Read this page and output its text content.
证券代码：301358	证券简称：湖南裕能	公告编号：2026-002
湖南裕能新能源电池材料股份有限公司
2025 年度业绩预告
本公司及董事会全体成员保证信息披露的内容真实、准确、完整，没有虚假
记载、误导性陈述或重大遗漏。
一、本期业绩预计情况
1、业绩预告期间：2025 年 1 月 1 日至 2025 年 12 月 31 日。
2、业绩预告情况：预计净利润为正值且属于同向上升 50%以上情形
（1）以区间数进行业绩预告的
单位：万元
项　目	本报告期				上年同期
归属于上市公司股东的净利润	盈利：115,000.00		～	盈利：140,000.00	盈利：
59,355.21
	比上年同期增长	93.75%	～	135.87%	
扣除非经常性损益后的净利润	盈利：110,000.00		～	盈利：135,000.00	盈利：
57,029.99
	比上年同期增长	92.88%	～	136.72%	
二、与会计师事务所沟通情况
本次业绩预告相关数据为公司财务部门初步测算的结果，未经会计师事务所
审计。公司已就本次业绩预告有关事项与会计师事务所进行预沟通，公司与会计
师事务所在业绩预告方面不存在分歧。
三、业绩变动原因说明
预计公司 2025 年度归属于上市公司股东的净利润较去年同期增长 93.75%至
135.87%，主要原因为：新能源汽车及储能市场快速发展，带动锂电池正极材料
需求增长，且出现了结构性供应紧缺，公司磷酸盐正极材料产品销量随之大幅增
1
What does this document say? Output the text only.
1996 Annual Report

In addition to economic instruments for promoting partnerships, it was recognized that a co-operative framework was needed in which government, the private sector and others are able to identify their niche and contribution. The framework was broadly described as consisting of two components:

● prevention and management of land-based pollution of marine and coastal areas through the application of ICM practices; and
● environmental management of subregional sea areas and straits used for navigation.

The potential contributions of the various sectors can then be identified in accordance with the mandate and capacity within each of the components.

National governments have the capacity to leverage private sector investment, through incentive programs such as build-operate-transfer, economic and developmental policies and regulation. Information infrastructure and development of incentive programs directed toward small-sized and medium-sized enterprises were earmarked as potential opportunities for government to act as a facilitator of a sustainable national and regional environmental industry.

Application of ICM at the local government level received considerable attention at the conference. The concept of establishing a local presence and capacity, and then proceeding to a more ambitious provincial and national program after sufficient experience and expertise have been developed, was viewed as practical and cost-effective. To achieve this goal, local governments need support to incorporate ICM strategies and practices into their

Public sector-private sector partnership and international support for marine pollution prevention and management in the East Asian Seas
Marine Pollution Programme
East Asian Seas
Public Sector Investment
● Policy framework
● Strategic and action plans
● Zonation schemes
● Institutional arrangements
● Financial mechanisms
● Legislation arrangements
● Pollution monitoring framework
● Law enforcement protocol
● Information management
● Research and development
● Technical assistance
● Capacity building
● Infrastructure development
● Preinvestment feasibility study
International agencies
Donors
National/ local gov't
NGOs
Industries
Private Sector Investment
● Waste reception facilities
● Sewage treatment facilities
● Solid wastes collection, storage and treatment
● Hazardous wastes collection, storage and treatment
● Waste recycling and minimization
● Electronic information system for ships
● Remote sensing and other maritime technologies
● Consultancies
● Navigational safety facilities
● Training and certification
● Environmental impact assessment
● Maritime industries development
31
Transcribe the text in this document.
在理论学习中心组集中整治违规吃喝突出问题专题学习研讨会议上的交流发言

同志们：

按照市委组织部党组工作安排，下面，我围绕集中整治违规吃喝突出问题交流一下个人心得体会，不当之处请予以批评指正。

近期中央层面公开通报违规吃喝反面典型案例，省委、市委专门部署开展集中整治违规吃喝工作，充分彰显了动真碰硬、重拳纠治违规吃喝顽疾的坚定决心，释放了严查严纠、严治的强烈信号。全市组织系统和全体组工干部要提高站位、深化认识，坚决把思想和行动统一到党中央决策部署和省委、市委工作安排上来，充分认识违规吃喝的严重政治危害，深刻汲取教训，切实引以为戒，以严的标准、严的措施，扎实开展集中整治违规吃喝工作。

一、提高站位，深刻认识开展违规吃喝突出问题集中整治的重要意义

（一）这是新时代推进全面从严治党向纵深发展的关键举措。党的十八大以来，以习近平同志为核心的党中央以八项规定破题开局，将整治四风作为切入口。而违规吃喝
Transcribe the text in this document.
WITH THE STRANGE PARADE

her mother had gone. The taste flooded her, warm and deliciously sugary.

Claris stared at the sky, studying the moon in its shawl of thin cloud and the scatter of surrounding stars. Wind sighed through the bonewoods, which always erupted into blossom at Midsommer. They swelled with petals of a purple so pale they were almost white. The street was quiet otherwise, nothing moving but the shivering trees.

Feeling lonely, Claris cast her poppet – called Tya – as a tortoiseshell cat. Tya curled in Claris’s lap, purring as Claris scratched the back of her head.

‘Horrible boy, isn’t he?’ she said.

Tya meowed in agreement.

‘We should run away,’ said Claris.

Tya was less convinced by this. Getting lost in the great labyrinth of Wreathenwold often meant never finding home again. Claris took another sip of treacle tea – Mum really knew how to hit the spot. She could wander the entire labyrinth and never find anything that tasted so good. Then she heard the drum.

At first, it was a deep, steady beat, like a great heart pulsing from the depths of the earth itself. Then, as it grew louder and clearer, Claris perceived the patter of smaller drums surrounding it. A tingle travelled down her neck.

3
# # # # # # #
* [What to do]: Every line of the material must be returned exactly as it appears.

* [Reply]:
Read this page and output its text content.
证券代码：301358	证券简称：湖南裕能	公告编号：2026-002
湖南裕能新能源电池材料股份有限公司
2025 年度业绩预告
本公司及董事会全体成员保证信息披露的内容真实、准确、完整，没有虚假
记载、误导性陈述或重大遗漏。
一、本期业绩预计情况
1、业绩预告期间：2025 年 1 月 1 日至 2025 年 12 月 31 日。
2、业绩预告情况：预计净利润为正值且属于同向上升 50%以上情形
（1）以区间数进行业绩预告的
单位：万元
项　目	本报告期				上年同期
归属于上市公司股东的净利润	盈利：115,000.00		～	盈利：140,000.00	盈利：
59,355.21
	比上年同期增长	93.75%	～	135.87%	
扣除非经常性损益后的净利润	盈利：110,000.00		～	盈利：135,000.00	盈利：
57,029.99
	比上年同期增长	92.88%	～	136.72%	
二、与会计师事务所沟通情况
本次业绩预告相关数据为公司财务部门初步测算的结果，未经会计师事务所
审计。公司已就本次业绩预告有关事项与会计师事务所进行预沟通，公司与会计
师事务所在业绩预告方面不存在分歧。
三、业绩变动原因说明
预计公司 2025 年度归属于上市公司股东的净利润较去年同期增长 93.75%至
135.87%，主要原因为：新能源汽车及储能市场快速发展，带动锂电池正极材料
需求增长，且出现了结构性供应紧缺，公司磷酸盐正极材料产品销量随之大幅增
1
What does this document say? Output the text only.
1996 Annual Report

In addition to economic instruments for promoting partnerships, it was recognized that a co-operative framework was needed in which government, the private sector and others are able to identify their niche and contribution. The framework was broadly described as consisting of two components:

● prevention and management of land-based pollution of marine and coastal areas through the application of ICM practices; and
● environmental management of subregional sea areas and straits used for navigation.

The potential contributions of the various sectors can then be identified in accordance with the mandate and capacity within each of the components.

National governments have the capacity to leverage private sector investment, through incentive programs such as build-operate-transfer, economic and developmental policies and regulation. Information infrastructure and development of incentive programs directed toward small-sized and medium-sized enterprises were earmarked as potential opportunities for government to act as a facilitator of a sustainable national and regional environmental industry.

Application of ICM at the local government level received considerable attention at the conference. The concept of establishing a local presence and capacity, and then proceeding to a more ambitious provincial and national program after sufficient experience and expertise have been developed, was viewed as practical and cost-effective. To achieve this goal, local governments need support to incorporate ICM strategies and practices into their

Public sector-private sector partnership and international support for marine pollution prevention and management in the East Asian Seas
Marine Pollution Programme
East Asian Seas
Public Sector Investment
● Policy framework
● Strategic and action plans
● Zonation schemes
● Institutional arrangements
● Financial mechanisms
● Legislation arrangements
● Pollution monitoring framework
● Law enforcement protocol
● Information management
● Research and development
● Technical assistance
● Capacity building
● Infrastructure development
● Preinvestment feasibility study
International agencies
Donors
National/ local gov't
NGOs
Industries
Private Sector Investment
● Waste reception facilities
● Sewage treatment facilities
● Solid wastes collection, storage and treatment
● Hazardous wastes collection, storage and treatment
● Waste recycling and minimization
● Electronic information system for ships
● Remote sensing and other maritime technologies
● Consultancies
● Navigational safety facilities
● Training and certification
● Environmental impact assessment
● Maritime industries development
31
Transcribe the text in this document.
在理论学习中心组集中整治违规吃喝突出问题专题学习研讨会议上的交流发言

同志们：

按照市委组织部党组工作安排，下面，我围绕集中整治违规吃喝突出问题交流一下个人心得体会，不当之处请予以批评指正。

近期中央层面公开通报违规吃喝反面典型案例，省委、市委专门部署开展集中整治违规吃喝工作，充分彰显了动真碰硬、重拳纠治违规吃喝顽疾的坚定决心，释放了严查严纠、严治的强烈信号。全市组织系统和全体组工干部要提高站位、深化认识，坚决把思想和行动统一到党中央决策部署和省委、市委工作安排上来，充分认识违规吃喝的严重政治危害，深刻汲取教训，切实引以为戒，以严的标准、严的措施，扎实开展集中整治违规吃喝工作。

一、提高站位，深刻认识开展违规吃喝突出问题集中整治的重要意义

（一）这是新时代推进全面从严治党向纵深发展的关键举措。党的十八大以来，以习近平同志为核心的党中央以八项规定破题开局，将整治四风作为切入口。而违规吃喝
Transcribe the text in this document.
WITH THE STRANGE PARADE

her mother had gone. The taste flooded her, warm and deliciously sugary.

Claris stared at the sky, studying the moon in its shawl of thin cloud and the scatter of surrounding stars. Wind sighed through the bonewoods, which always erupted into blossom at Midsommer. They swelled with petals of a purple so pale they were almost white. The street was quiet otherwise, nothing moving but the shivering trees.

Feeling lonely, Claris cast her poppet – called Tya – as a tortoiseshell cat. Tya curled in Claris’s lap, purring as Claris scratched the back of her head.

‘Horrible boy, isn’t he?’ she said.

Tya meowed in agreement.

‘We should run away,’ said Claris.

Tya was less convinced by this. Getting lost in the great labyrinth of Wreathenwold often meant never finding home again. Claris took another sip of treacle tea – Mum really knew how to hit the spot. She could wander the entire labyrinth and never find anything that tasted so good. Then she heard the drum.

At first, it was a deep, steady beat, like a great heart pulsing from the depths of the earth itself. Then, as it grew louder and clearer, Claris perceived the patter of smaller drums surrounding it. A tingle travelled down her neck.

3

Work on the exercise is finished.